## YOUR INSTRUCTIONS
Make an exact copy of the data below, leaving out every picture.

Dataset items

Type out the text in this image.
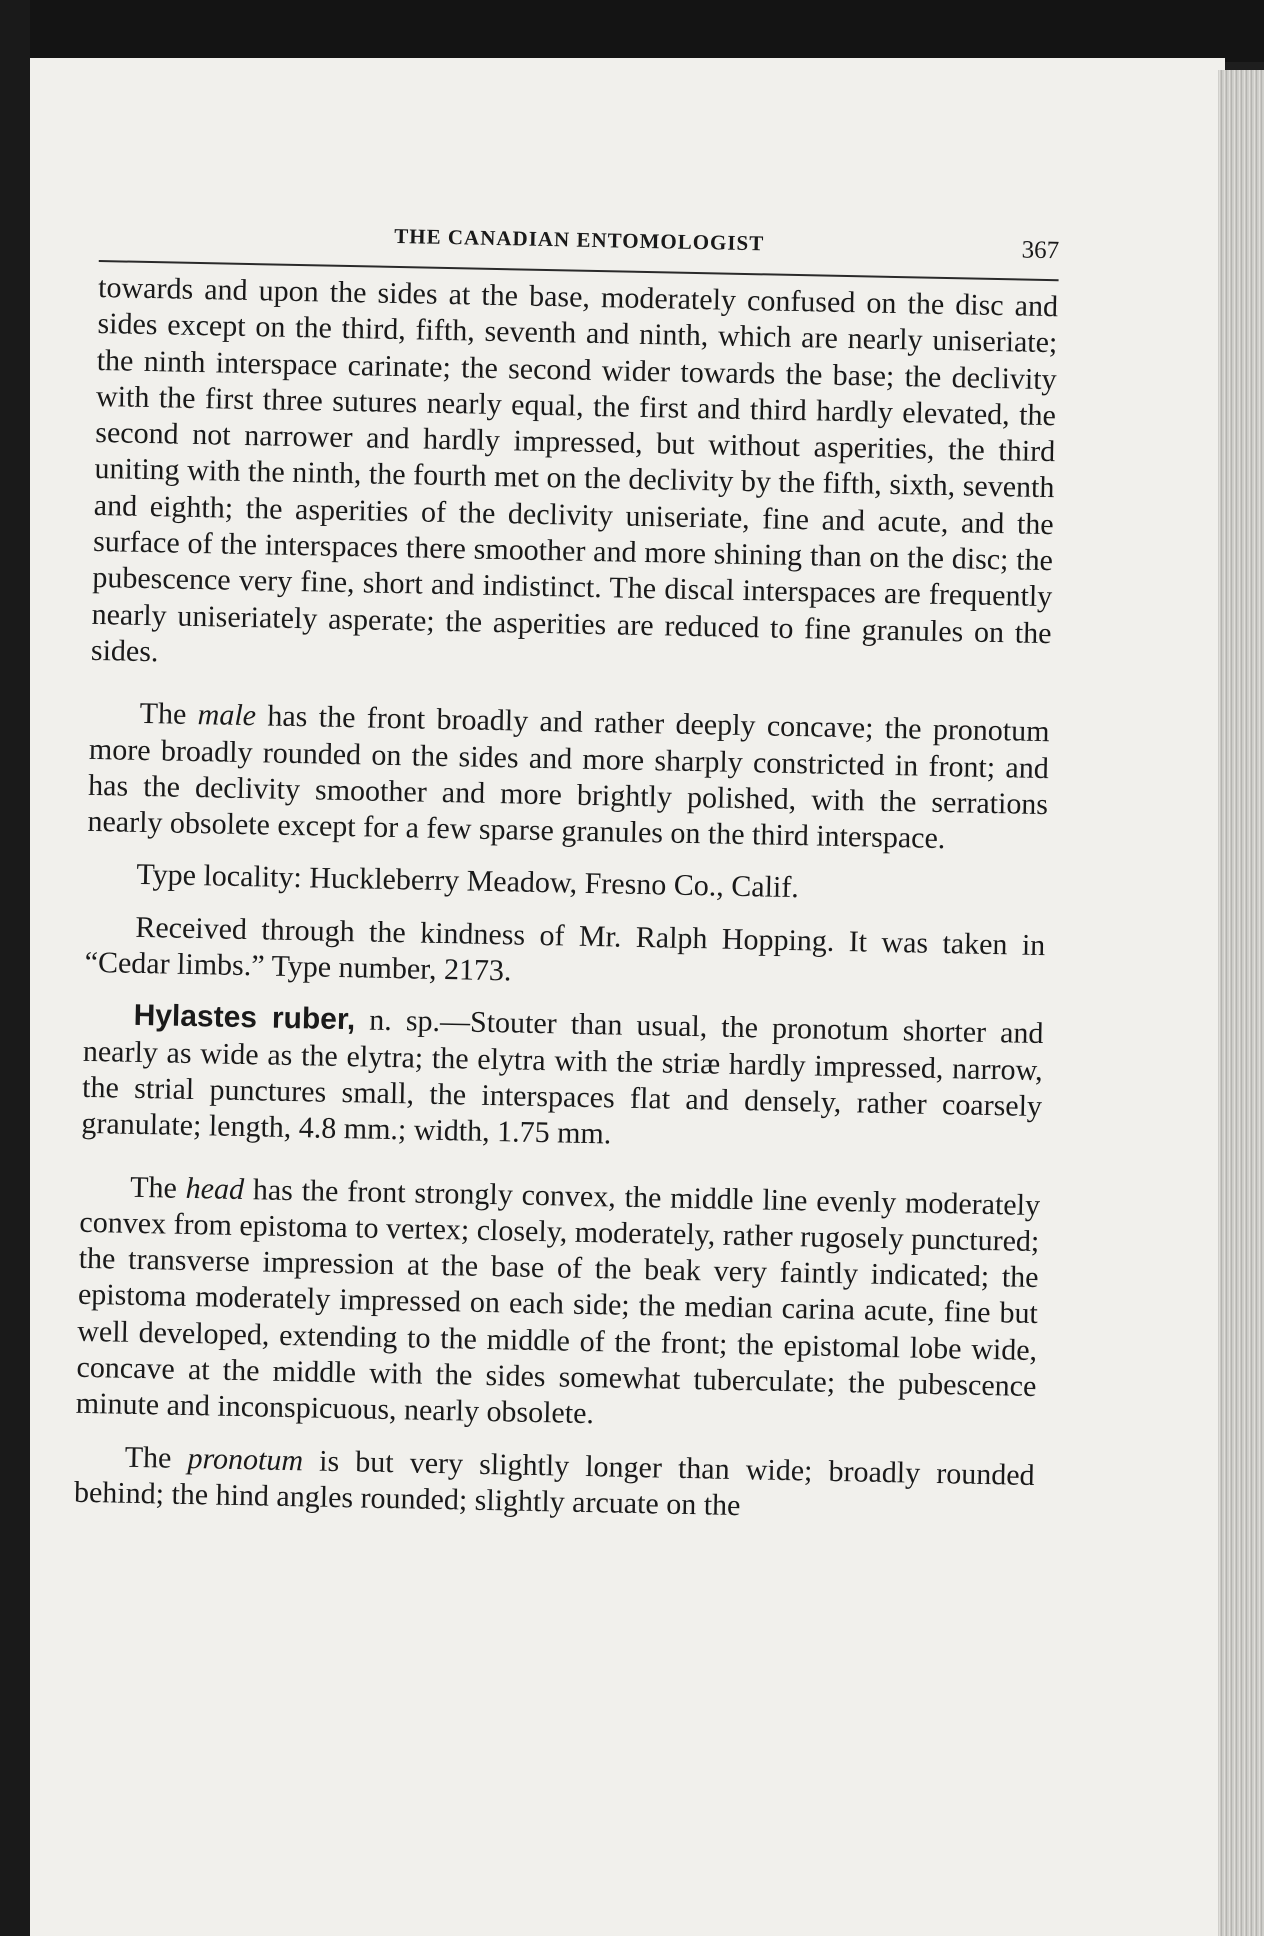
THE CANADIAN ENTOMOLOGIST	367

towards and upon the sides at the base, moderately confused on the disc and sides except on the third, fifth, seventh and ninth, which are nearly uniseriate; the ninth interspace carinate; the second wider towards the base; the declivity with the first three sutures nearly equal, the first and third hardly elevated, the second not narrower and hardly impressed, but without asperities, the third uniting with the ninth, the fourth met on the declivity by the fifth, sixth, seventh and eighth; the asperities of the declivity uniseriate, fine and acute, and the surface of the interspaces there smoother and more shining than on the disc; the pubescence very fine, short and indistinct. The discal interspaces are frequently nearly uniseriately asperate; the asperities are reduced to fine granules on the sides.

The male has the front broadly and rather deeply concave; the pronotum more broadly rounded on the sides and more sharply constricted in front; and has the declivity smoother and more brightly polished, with the serrations nearly obsolete except for a few sparse granules on the third interspace.

Type locality: Huckleberry Meadow, Fresno Co., Calif.

Received through the kindness of Mr. Ralph Hopping. It was taken in “Cedar limbs.” Type number, 2173.

Hylastes ruber, n. sp.—Stouter than usual, the pronotum shorter and nearly as wide as the elytra; the elytra with the striæ hardly impressed, narrow, the strial punctures small, the interspaces flat and densely, rather coarsely granulate; length, 4.8 mm.; width, 1.75 mm.

The head has the front strongly convex, the middle line evenly moderately convex from epistoma to vertex; closely, moderately, rather rugosely punctured; the transverse impression at the base of the beak very faintly indicated; the epistoma moderately impressed on each side; the median carina acute, fine but well developed, extending to the middle of the front; the epistomal lobe wide, concave at the middle with the sides somewhat tuberculate; the pubescence minute and inconspicuous, nearly obsolete.

The pronotum is but very slightly longer than wide; broadly rounded behind; the hind angles rounded; slightly arcuate on the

## FINISHED EXERCISE
Type out the text in this image.
THE CANADIAN ENTOMOLOGIST	367

towards and upon the sides at the base, moderately confused on the disc and sides except on the third, fifth, seventh and ninth, which are nearly uniseriate; the ninth interspace carinate; the second wider towards the base; the declivity with the first three sutures nearly equal, the first and third hardly elevated, the second not narrower and hardly impressed, but without asperities, the third uniting with the ninth, the fourth met on the declivity by the fifth, sixth, seventh and eighth; the asperities of the declivity uniseriate, fine and acute, and the surface of the interspaces there smoother and more shining than on the disc; the pubescence very fine, short and indistinct. The discal interspaces are frequently nearly uniseriately asperate; the asperities are reduced to fine granules on the sides.

The male has the front broadly and rather deeply concave; the pronotum more broadly rounded on the sides and more sharply constricted in front; and has the declivity smoother and more brightly polished, with the serrations nearly obsolete except for a few sparse granules on the third interspace.

Type locality: Huckleberry Meadow, Fresno Co., Calif.

Received through the kindness of Mr. Ralph Hopping. It was taken in “Cedar limbs.” Type number, 2173.

Hylastes ruber, n. sp.—Stouter than usual, the pronotum shorter and nearly as wide as the elytra; the elytra with the striæ hardly impressed, narrow, the strial punctures small, the interspaces flat and densely, rather coarsely granulate; length, 4.8 mm.; width, 1.75 mm.

The head has the front strongly convex, the middle line evenly moderately convex from epistoma to vertex; closely, moderately, rather rugosely punctured; the transverse impression at the base of the beak very faintly indicated; the epistoma moderately impressed on each side; the median carina acute, fine but well developed, extending to the middle of the front; the epistomal lobe wide, concave at the middle with the sides somewhat tuberculate; the pubescence minute and inconspicuous, nearly obsolete.

The pronotum is but very slightly longer than wide; broadly rounded behind; the hind angles rounded; slightly arcuate on the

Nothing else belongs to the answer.